((

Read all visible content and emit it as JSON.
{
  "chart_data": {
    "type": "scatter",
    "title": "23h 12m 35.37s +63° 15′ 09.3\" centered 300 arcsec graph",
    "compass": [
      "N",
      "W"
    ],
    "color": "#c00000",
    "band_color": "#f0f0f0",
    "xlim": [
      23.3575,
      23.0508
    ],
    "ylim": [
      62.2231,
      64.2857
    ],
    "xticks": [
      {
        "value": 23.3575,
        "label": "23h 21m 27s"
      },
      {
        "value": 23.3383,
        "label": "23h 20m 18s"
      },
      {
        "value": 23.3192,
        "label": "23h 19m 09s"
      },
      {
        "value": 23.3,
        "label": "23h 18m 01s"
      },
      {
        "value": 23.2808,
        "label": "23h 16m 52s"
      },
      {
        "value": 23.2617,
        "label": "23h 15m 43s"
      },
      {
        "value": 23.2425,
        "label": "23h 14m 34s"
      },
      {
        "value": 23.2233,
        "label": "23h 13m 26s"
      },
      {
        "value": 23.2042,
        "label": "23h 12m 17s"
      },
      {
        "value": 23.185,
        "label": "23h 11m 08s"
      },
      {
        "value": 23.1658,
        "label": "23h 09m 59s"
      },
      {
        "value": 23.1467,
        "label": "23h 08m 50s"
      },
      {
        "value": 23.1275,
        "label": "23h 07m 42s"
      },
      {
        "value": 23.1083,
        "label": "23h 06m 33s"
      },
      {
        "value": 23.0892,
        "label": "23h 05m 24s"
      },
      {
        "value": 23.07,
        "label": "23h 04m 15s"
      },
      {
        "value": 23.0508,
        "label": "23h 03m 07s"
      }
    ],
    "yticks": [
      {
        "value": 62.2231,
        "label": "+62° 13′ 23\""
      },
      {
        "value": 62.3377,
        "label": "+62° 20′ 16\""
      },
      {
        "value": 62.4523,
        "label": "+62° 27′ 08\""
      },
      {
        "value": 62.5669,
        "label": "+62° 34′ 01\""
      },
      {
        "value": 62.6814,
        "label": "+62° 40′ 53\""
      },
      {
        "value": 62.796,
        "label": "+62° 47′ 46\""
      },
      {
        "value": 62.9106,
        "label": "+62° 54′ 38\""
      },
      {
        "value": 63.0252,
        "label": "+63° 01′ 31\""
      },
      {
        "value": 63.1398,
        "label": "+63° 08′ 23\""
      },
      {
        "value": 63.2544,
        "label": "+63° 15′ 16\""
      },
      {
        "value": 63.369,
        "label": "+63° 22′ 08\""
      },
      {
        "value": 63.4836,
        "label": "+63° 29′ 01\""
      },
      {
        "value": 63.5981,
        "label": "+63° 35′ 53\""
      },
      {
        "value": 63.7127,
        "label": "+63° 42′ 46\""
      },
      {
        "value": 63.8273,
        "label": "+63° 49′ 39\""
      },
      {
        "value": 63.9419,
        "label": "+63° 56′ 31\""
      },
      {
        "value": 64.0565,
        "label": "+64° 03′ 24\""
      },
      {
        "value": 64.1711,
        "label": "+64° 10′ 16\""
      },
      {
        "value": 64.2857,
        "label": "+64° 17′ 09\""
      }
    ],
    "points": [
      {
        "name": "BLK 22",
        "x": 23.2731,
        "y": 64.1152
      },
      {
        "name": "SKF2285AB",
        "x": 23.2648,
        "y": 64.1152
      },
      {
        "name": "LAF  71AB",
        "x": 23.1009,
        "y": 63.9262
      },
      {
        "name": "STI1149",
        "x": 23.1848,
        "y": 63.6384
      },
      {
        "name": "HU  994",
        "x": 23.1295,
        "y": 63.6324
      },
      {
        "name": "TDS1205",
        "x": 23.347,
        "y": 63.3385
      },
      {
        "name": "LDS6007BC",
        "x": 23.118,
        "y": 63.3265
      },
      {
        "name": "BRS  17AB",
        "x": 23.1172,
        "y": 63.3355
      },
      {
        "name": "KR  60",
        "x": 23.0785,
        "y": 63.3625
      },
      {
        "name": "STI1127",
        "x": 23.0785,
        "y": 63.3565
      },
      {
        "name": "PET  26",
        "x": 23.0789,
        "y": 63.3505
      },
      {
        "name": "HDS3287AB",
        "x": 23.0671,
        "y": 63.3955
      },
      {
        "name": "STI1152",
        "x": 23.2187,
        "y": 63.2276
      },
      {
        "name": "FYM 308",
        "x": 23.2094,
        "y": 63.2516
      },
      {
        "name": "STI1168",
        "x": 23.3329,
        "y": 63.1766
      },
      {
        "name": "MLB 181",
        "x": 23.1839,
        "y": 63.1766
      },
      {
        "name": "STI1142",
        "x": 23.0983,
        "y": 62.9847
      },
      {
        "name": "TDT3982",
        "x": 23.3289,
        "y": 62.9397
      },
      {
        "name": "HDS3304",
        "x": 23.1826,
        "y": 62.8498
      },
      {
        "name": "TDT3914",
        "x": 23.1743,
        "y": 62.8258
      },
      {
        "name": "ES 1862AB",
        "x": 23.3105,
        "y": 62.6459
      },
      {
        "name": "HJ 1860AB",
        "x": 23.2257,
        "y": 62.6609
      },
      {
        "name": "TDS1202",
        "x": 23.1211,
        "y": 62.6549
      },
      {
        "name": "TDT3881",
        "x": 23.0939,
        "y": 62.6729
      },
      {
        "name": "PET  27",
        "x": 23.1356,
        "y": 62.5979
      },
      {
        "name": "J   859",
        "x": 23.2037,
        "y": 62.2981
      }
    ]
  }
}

))

| Exercise |
Repeat the material above in full, quoting it exactly.

| Solution for this problem |
Read all visible content and emit it as JSON.
{
  "chart_data": {
    "type": "scatter",
    "title": "23h 12m 35.37s +63° 15′ 09.3\" centered 300 arcsec graph",
    "compass": [
      "N",
      "W"
    ],
    "color": "#c00000",
    "band_color": "#f0f0f0",
    "xlim": [
      23.3575,
      23.0508
    ],
    "ylim": [
      62.2231,
      64.2857
    ],
    "xticks": [
      {
        "value": 23.3575,
        "label": "23h 21m 27s"
      },
      {
        "value": 23.3383,
        "label": "23h 20m 18s"
      },
      {
        "value": 23.3192,
        "label": "23h 19m 09s"
      },
      {
        "value": 23.3,
        "label": "23h 18m 01s"
      },
      {
        "value": 23.2808,
        "label": "23h 16m 52s"
      },
      {
        "value": 23.2617,
        "label": "23h 15m 43s"
      },
      {
        "value": 23.2425,
        "label": "23h 14m 34s"
      },
      {
        "value": 23.2233,
        "label": "23h 13m 26s"
      },
      {
        "value": 23.2042,
        "label": "23h 12m 17s"
      },
      {
        "value": 23.185,
        "label": "23h 11m 08s"
      },
      {
        "value": 23.1658,
        "label": "23h 09m 59s"
      },
      {
        "value": 23.1467,
        "label": "23h 08m 50s"
      },
      {
        "value": 23.1275,
        "label": "23h 07m 42s"
      },
      {
        "value": 23.1083,
        "label": "23h 06m 33s"
      },
      {
        "value": 23.0892,
        "label": "23h 05m 24s"
      },
      {
        "value": 23.07,
        "label": "23h 04m 15s"
      },
      {
        "value": 23.0508,
        "label": "23h 03m 07s"
      }
    ],
    "yticks": [
      {
        "value": 62.2231,
        "label": "+62° 13′ 23\""
      },
      {
        "value": 62.3377,
        "label": "+62° 20′ 16\""
      },
      {
        "value": 62.4523,
        "label": "+62° 27′ 08\""
      },
      {
        "value": 62.5669,
        "label": "+62° 34′ 01\""
      },
      {
        "value": 62.6814,
        "label": "+62° 40′ 53\""
      },
      {
        "value": 62.796,
        "label": "+62° 47′ 46\""
      },
      {
        "value": 62.9106,
        "label": "+62° 54′ 38\""
      },
      {
        "value": 63.0252,
        "label": "+63° 01′ 31\""
      },
      {
        "value": 63.1398,
        "label": "+63° 08′ 23\""
      },
      {
        "value": 63.2544,
        "label": "+63° 15′ 16\""
      },
      {
        "value": 63.369,
        "label": "+63° 22′ 08\""
      },
      {
        "value": 63.4836,
        "label": "+63° 29′ 01\""
      },
      {
        "value": 63.5981,
        "label": "+63° 35′ 53\""
      },
      {
        "value": 63.7127,
        "label": "+63° 42′ 46\""
      },
      {
        "value": 63.8273,
        "label": "+63° 49′ 39\""
      },
      {
        "value": 63.9419,
        "label": "+63° 56′ 31\""
      },
      {
        "value": 64.0565,
        "label": "+64° 03′ 24\""
      },
      {
        "value": 64.1711,
        "label": "+64° 10′ 16\""
      },
      {
        "value": 64.2857,
        "label": "+64° 17′ 09\""
      }
    ],
    "points": [
      {
        "name": "BLK 22",
        "x": 23.2731,
        "y": 64.1152
      },
      {
        "name": "SKF2285AB",
        "x": 23.2648,
        "y": 64.1152
      },
      {
        "name": "LAF  71AB",
        "x": 23.1009,
        "y": 63.9262
      },
      {
        "name": "STI1149",
        "x": 23.1848,
        "y": 63.6384
      },
      {
        "name": "HU  994",
        "x": 23.1295,
        "y": 63.6324
      },
      {
        "name": "TDS1205",
        "x": 23.347,
        "y": 63.3385
      },
      {
        "name": "LDS6007BC",
        "x": 23.118,
        "y": 63.3265
      },
      {
        "name": "BRS  17AB",
        "x": 23.1172,
        "y": 63.3355
      },
      {
        "name": "KR  60",
        "x": 23.0785,
        "y": 63.3625
      },
      {
        "name": "STI1127",
        "x": 23.0785,
        "y": 63.3565
      },
      {
        "name": "PET  26",
        "x": 23.0789,
        "y": 63.3505
      },
      {
        "name": "HDS3287AB",
        "x": 23.0671,
        "y": 63.3955
      },
      {
        "name": "STI1152",
        "x": 23.2187,
        "y": 63.2276
      },
      {
        "name": "FYM 308",
        "x": 23.2094,
        "y": 63.2516
      },
      {
        "name": "STI1168",
        "x": 23.3329,
        "y": 63.1766
      },
      {
        "name": "MLB 181",
        "x": 23.1839,
        "y": 63.1766
      },
      {
        "name": "STI1142",
        "x": 23.0983,
        "y": 62.9847
      },
      {
        "name": "TDT3982",
        "x": 23.3289,
        "y": 62.9397
      },
      {
        "name": "HDS3304",
        "x": 23.1826,
        "y": 62.8498
      },
      {
        "name": "TDT3914",
        "x": 23.1743,
        "y": 62.8258
      },
      {
        "name": "ES 1862AB",
        "x": 23.3105,
        "y": 62.6459
      },
      {
        "name": "HJ 1860AB",
        "x": 23.2257,
        "y": 62.6609
      },
      {
        "name": "TDS1202",
        "x": 23.1211,
        "y": 62.6549
      },
      {
        "name": "TDT3881",
        "x": 23.0939,
        "y": 62.6729
      },
      {
        "name": "PET  27",
        "x": 23.1356,
        "y": 62.5979
      },
      {
        "name": "J   859",
        "x": 23.2037,
        "y": 62.2981
      }
    ]
  }
}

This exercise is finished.